**WORK TO BE COMPLETED:** Every line that holds the string "JSON" is to be identified and copied.

[Dataset items]
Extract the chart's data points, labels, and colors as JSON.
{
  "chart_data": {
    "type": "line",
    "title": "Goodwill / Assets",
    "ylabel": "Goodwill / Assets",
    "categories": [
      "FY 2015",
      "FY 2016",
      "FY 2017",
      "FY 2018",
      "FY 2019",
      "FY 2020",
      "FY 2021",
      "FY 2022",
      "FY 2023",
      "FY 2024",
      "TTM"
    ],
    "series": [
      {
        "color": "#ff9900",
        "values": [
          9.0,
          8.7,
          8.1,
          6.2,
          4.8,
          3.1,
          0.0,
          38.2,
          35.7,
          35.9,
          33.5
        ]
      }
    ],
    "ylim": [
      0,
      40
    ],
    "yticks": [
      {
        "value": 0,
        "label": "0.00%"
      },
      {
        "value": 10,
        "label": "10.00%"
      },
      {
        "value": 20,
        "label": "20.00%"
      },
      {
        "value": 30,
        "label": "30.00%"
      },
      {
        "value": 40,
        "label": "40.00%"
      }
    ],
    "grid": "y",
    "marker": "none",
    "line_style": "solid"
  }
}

...

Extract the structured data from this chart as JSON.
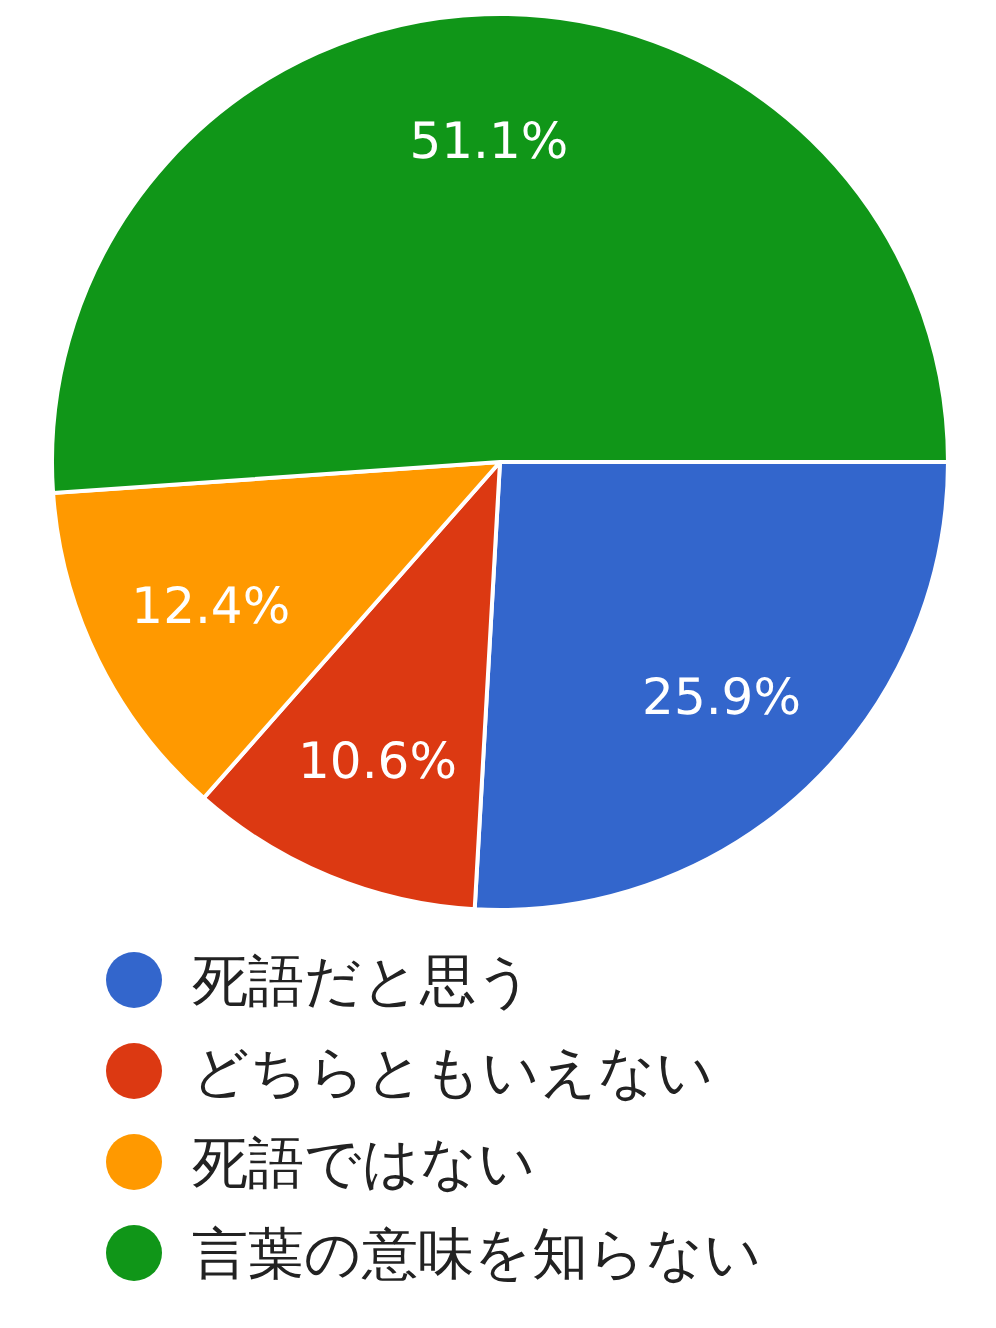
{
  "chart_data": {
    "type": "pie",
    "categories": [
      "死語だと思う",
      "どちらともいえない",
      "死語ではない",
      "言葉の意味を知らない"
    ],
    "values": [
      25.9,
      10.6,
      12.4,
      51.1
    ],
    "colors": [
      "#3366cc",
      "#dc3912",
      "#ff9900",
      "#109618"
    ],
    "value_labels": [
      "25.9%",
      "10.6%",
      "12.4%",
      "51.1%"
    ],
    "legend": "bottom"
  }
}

**TASK RESPONSE:**
Extract the chart's data points, labels, and colors as JSON.
Extract the structured data from this chart as JSON.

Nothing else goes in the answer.